● Exercise directions
Report, word for word, every line of the material that contains "name".

/---

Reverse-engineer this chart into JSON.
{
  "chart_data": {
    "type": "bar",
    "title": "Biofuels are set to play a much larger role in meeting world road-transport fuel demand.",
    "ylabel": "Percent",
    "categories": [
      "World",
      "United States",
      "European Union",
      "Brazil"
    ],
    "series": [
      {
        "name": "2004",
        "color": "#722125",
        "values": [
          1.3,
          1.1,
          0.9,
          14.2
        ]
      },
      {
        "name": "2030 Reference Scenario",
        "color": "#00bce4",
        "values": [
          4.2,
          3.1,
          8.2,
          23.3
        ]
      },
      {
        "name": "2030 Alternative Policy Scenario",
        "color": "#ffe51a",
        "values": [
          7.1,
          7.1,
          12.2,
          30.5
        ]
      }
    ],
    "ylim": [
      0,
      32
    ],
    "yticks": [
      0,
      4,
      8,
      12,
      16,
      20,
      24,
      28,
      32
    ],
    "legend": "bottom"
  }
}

\---
/---

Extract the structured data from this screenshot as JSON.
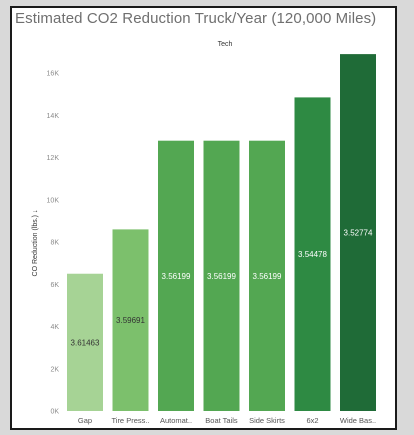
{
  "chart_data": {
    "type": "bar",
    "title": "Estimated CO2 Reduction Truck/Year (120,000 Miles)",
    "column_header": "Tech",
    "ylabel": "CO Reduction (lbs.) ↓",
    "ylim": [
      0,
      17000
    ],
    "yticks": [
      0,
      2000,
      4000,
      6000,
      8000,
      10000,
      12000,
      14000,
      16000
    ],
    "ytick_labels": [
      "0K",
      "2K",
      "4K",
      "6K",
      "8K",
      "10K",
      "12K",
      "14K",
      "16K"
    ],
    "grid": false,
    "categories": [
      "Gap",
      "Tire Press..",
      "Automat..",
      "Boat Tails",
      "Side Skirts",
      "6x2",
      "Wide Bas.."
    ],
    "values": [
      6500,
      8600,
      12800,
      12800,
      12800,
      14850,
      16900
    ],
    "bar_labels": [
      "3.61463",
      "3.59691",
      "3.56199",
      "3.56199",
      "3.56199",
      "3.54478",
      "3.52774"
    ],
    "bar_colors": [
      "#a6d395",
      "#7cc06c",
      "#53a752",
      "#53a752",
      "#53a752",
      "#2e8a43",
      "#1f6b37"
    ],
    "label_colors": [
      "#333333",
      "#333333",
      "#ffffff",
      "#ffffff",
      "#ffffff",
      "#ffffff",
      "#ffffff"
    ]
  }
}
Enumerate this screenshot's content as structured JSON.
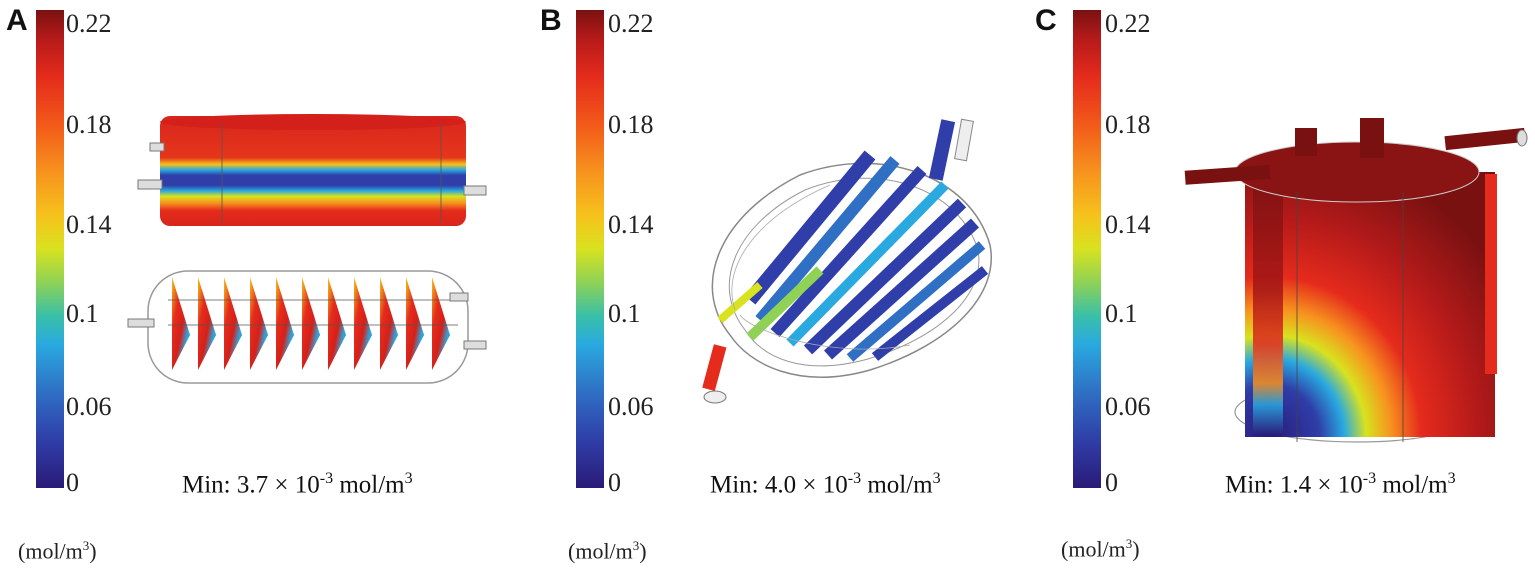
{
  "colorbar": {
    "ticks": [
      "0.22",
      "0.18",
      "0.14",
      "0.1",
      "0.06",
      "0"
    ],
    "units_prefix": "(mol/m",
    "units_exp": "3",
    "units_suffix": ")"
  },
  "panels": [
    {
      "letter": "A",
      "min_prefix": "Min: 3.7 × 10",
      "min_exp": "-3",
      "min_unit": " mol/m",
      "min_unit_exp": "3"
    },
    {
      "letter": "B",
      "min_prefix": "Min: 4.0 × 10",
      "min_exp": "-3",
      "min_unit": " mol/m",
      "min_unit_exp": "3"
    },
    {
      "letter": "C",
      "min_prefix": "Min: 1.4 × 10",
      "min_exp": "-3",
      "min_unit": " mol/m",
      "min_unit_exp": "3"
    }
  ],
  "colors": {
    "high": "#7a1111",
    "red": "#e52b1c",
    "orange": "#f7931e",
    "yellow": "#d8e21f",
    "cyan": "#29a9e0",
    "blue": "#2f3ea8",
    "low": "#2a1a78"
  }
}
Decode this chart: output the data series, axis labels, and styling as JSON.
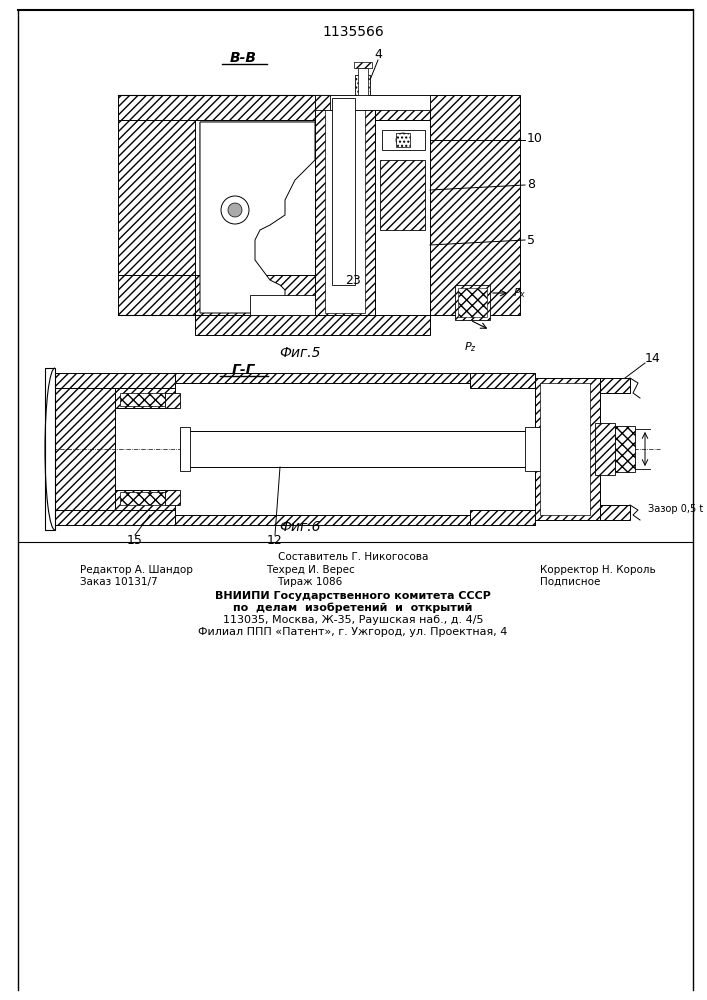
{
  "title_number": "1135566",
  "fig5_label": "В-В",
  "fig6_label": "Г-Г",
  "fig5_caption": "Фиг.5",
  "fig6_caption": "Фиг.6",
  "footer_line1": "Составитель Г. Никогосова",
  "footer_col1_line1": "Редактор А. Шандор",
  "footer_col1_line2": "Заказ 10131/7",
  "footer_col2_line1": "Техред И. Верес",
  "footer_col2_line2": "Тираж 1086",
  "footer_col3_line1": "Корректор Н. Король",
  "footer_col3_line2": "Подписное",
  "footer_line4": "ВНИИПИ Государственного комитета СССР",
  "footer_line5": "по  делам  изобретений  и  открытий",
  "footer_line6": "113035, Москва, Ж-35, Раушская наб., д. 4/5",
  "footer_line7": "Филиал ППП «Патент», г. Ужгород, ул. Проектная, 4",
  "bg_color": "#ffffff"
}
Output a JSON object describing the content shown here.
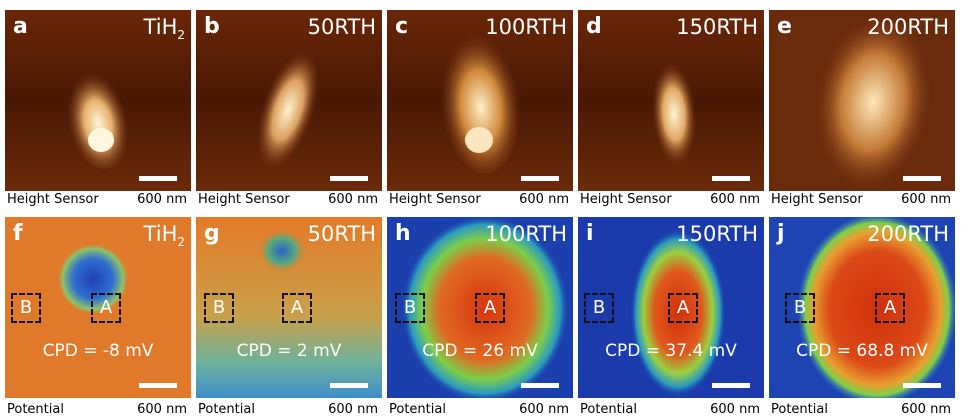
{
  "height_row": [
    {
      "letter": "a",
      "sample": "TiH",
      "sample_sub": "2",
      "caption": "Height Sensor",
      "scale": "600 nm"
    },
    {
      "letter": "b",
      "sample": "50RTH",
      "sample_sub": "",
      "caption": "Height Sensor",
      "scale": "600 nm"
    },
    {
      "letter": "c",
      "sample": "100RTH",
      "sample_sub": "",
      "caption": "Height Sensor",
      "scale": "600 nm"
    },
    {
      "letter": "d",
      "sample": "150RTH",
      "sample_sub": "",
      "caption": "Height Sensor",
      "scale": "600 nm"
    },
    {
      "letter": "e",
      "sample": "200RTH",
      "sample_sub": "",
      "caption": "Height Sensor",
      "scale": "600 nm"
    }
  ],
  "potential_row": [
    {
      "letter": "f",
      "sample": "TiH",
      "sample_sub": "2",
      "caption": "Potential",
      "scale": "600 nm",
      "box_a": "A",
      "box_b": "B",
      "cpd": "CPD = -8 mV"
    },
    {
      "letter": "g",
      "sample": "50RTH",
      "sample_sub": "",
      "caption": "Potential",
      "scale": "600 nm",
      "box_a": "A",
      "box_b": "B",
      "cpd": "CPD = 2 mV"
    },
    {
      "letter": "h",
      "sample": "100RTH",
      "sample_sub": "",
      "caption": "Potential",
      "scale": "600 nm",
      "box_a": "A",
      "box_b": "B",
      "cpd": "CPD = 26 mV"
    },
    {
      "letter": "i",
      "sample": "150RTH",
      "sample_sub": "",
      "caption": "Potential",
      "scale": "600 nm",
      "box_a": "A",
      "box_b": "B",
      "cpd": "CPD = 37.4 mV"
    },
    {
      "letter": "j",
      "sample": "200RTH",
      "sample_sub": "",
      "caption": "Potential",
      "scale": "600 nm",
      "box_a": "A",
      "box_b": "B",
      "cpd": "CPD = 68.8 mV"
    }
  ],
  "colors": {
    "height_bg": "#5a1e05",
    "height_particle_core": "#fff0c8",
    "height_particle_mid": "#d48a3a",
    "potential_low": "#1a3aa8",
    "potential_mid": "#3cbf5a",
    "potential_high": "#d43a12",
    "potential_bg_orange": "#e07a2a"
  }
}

\---

● Exercise result
        "name": "2004",
        "name": "2030 Reference Scenario",
        "name": "2030 Alternative Policy Scenario",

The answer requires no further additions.